### Task to complete
Transcribe the entries below exactly.
**** Records provided
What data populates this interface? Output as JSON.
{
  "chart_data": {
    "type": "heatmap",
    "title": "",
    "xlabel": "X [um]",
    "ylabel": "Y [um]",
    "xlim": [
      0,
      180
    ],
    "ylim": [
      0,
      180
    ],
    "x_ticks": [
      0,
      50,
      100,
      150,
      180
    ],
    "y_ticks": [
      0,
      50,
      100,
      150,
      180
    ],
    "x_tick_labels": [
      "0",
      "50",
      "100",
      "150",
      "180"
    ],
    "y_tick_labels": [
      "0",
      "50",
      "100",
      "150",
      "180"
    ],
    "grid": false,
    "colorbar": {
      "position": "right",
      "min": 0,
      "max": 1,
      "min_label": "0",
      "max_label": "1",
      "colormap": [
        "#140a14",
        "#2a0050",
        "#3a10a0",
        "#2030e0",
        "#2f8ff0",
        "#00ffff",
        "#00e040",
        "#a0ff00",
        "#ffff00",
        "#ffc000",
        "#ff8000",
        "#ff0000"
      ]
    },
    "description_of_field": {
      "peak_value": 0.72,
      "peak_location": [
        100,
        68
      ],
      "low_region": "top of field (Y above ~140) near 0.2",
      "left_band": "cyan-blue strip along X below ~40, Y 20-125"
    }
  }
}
********
### The answer
What data populates this interface? Output as JSON.
{
  "chart_data": {
    "type": "heatmap",
    "title": "",
    "xlabel": "X [um]",
    "ylabel": "Y [um]",
    "xlim": [
      0,
      180
    ],
    "ylim": [
      0,
      180
    ],
    "x_ticks": [
      0,
      50,
      100,
      150,
      180
    ],
    "y_ticks": [
      0,
      50,
      100,
      150,
      180
    ],
    "x_tick_labels": [
      "0",
      "50",
      "100",
      "150",
      "180"
    ],
    "y_tick_labels": [
      "0",
      "50",
      "100",
      "150",
      "180"
    ],
    "grid": false,
    "colorbar": {
      "position": "right",
      "min": 0,
      "max": 1,
      "min_label": "0",
      "max_label": "1",
      "colormap": [
        "#140a14",
        "#2a0050",
        "#3a10a0",
        "#2030e0",
        "#2f8ff0",
        "#00ffff",
        "#00e040",
        "#a0ff00",
        "#ffff00",
        "#ffc000",
        "#ff8000",
        "#ff0000"
      ]
    },
    "description_of_field": {
      "peak_value": 0.72,
      "peak_location": [
        100,
        68
      ],
      "low_region": "top of field (Y above ~140) near 0.2",
      "left_band": "cyan-blue strip along X below ~40, Y 20-125"
    }
  }
}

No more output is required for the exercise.